Write out every record below exactly as it appears.

---------- Data supplied ----------

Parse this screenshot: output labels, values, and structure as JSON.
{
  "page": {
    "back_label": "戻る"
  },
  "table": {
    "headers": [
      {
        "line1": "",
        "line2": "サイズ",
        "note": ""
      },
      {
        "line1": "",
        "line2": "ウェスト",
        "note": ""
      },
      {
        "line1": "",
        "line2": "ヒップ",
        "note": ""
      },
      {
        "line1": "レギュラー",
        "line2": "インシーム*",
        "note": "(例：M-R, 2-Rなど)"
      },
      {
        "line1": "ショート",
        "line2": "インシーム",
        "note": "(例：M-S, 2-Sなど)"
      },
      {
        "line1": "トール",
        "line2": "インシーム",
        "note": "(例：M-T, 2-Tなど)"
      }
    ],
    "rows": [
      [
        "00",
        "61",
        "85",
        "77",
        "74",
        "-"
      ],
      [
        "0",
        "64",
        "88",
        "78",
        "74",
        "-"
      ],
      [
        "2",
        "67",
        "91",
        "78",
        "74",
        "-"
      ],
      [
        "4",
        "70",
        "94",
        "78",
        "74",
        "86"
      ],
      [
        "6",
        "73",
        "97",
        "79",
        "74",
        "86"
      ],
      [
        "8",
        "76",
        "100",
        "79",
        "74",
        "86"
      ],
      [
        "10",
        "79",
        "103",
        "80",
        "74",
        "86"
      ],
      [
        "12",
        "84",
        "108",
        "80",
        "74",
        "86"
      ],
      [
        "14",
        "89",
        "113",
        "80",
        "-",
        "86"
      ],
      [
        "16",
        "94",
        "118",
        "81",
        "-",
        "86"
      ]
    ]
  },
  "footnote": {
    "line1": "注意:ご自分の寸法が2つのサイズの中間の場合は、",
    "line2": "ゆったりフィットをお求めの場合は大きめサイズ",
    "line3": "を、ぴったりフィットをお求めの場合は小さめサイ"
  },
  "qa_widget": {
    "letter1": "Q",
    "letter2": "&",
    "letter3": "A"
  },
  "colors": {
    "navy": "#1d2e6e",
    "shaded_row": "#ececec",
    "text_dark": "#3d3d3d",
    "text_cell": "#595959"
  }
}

----------

▸ **The result**
Parse this screenshot: output labels, values, and structure as JSON.
{
  "page": {
    "back_label": "戻る"
  },
  "table": {
    "headers": [
      {
        "line1": "",
        "line2": "サイズ",
        "note": ""
      },
      {
        "line1": "",
        "line2": "ウェスト",
        "note": ""
      },
      {
        "line1": "",
        "line2": "ヒップ",
        "note": ""
      },
      {
        "line1": "レギュラー",
        "line2": "インシーム*",
        "note": "(例：M-R, 2-Rなど)"
      },
      {
        "line1": "ショート",
        "line2": "インシーム",
        "note": "(例：M-S, 2-Sなど)"
      },
      {
        "line1": "トール",
        "line2": "インシーム",
        "note": "(例：M-T, 2-Tなど)"
      }
    ],
    "rows": [
      [
        "00",
        "61",
        "85",
        "77",
        "74",
        "-"
      ],
      [
        "0",
        "64",
        "88",
        "78",
        "74",
        "-"
      ],
      [
        "2",
        "67",
        "91",
        "78",
        "74",
        "-"
      ],
      [
        "4",
        "70",
        "94",
        "78",
        "74",
        "86"
      ],
      [
        "6",
        "73",
        "97",
        "79",
        "74",
        "86"
      ],
      [
        "8",
        "76",
        "100",
        "79",
        "74",
        "86"
      ],
      [
        "10",
        "79",
        "103",
        "80",
        "74",
        "86"
      ],
      [
        "12",
        "84",
        "108",
        "80",
        "74",
        "86"
      ],
      [
        "14",
        "89",
        "113",
        "80",
        "-",
        "86"
      ],
      [
        "16",
        "94",
        "118",
        "81",
        "-",
        "86"
      ]
    ]
  },
  "footnote": {
    "line1": "注意:ご自分の寸法が2つのサイズの中間の場合は、",
    "line2": "ゆったりフィットをお求めの場合は大きめサイズ",
    "line3": "を、ぴったりフィットをお求めの場合は小さめサイ"
  },
  "qa_widget": {
    "letter1": "Q",
    "letter2": "&",
    "letter3": "A"
  },
  "colors": {
    "navy": "#1d2e6e",
    "shaded_row": "#ececec",
    "text_dark": "#3d3d3d",
    "text_cell": "#595959"
  }
}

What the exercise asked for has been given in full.